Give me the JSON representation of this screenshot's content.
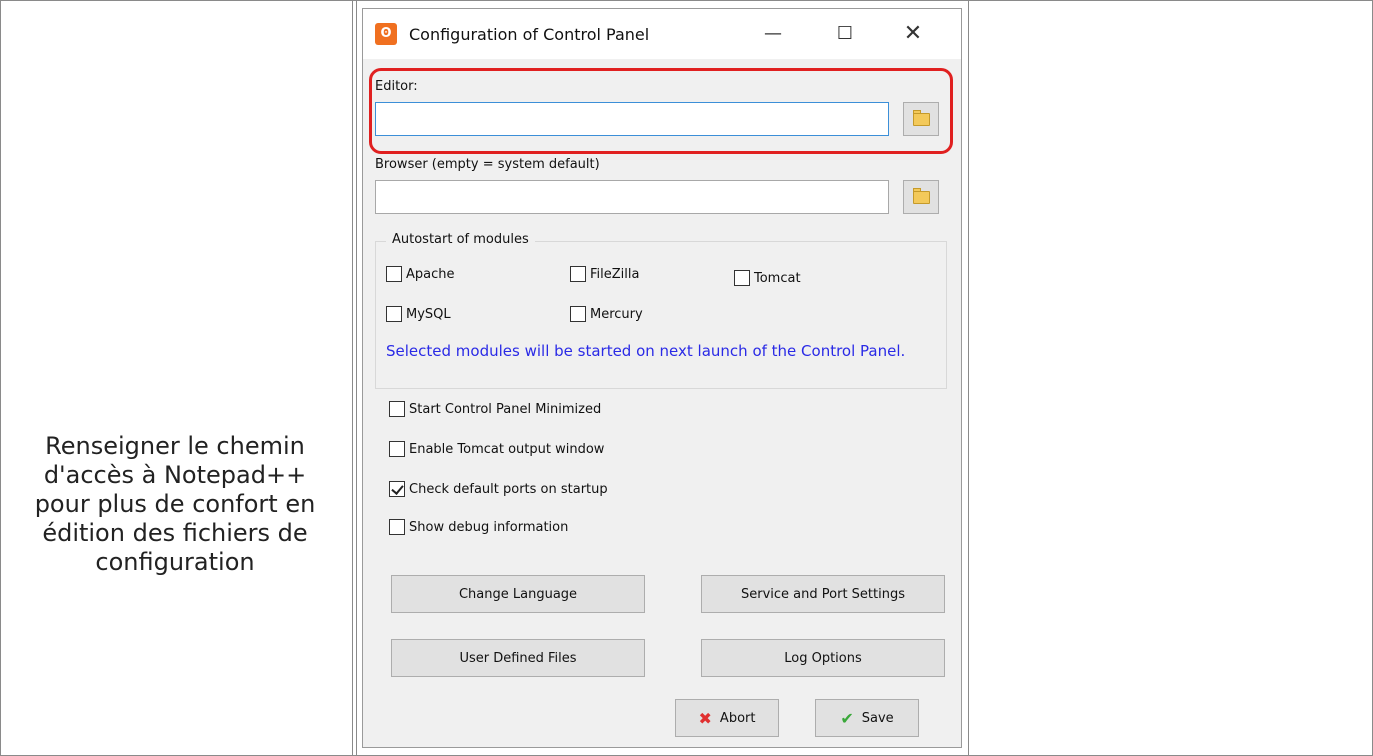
{
  "caption": "Renseigner le chemin d'accès à Notepad++ pour plus de confort en édition des fichiers de configuration",
  "window": {
    "title": "Configuration of Control Panel",
    "icon": "xampp-logo-icon",
    "controls": {
      "minimize": "—",
      "maximize": "☐",
      "close": "✕"
    }
  },
  "editor": {
    "label": "Editor:",
    "value": ""
  },
  "browser": {
    "label": "Browser (empty = system default)",
    "value": ""
  },
  "autostart": {
    "title": "Autostart of modules",
    "modules": [
      {
        "label": "Apache",
        "checked": false
      },
      {
        "label": "FileZilla",
        "checked": false
      },
      {
        "label": "Tomcat",
        "checked": false
      },
      {
        "label": "MySQL",
        "checked": false
      },
      {
        "label": "Mercury",
        "checked": false
      }
    ],
    "info": "Selected modules will be started on next launch of the Control Panel."
  },
  "options": [
    {
      "label": "Start Control Panel Minimized",
      "checked": false
    },
    {
      "label": "Enable Tomcat output window",
      "checked": false
    },
    {
      "label": "Check default ports on startup",
      "checked": true
    },
    {
      "label": "Show debug information",
      "checked": false
    }
  ],
  "buttons": {
    "change_language": "Change Language",
    "service_port": "Service and Port Settings",
    "user_defined": "User Defined Files",
    "log_options": "Log Options",
    "abort": "Abort",
    "save": "Save"
  },
  "colors": {
    "highlight": "#e02020",
    "info_text": "#2a2ae6",
    "icon_orange": "#f07020"
  }
}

:::

**What is asked**. Reproduce each line exactly, please, except for any pictures.

**Exercise response**.
Give me the JSON representation of this screenshot's content.
{
  "caption": "Renseigner le chemin d'accès à Notepad++ pour plus de confort en édition des fichiers de configuration",
  "window": {
    "title": "Configuration of Control Panel",
    "icon": "xampp-logo-icon",
    "controls": {
      "minimize": "—",
      "maximize": "☐",
      "close": "✕"
    }
  },
  "editor": {
    "label": "Editor:",
    "value": ""
  },
  "browser": {
    "label": "Browser (empty = system default)",
    "value": ""
  },
  "autostart": {
    "title": "Autostart of modules",
    "modules": [
      {
        "label": "Apache",
        "checked": false
      },
      {
        "label": "FileZilla",
        "checked": false
      },
      {
        "label": "Tomcat",
        "checked": false
      },
      {
        "label": "MySQL",
        "checked": false
      },
      {
        "label": "Mercury",
        "checked": false
      }
    ],
    "info": "Selected modules will be started on next launch of the Control Panel."
  },
  "options": [
    {
      "label": "Start Control Panel Minimized",
      "checked": false
    },
    {
      "label": "Enable Tomcat output window",
      "checked": false
    },
    {
      "label": "Check default ports on startup",
      "checked": true
    },
    {
      "label": "Show debug information",
      "checked": false
    }
  ],
  "buttons": {
    "change_language": "Change Language",
    "service_port": "Service and Port Settings",
    "user_defined": "User Defined Files",
    "log_options": "Log Options",
    "abort": "Abort",
    "save": "Save"
  },
  "colors": {
    "highlight": "#e02020",
    "info_text": "#2a2ae6",
    "icon_orange": "#f07020"
  }
}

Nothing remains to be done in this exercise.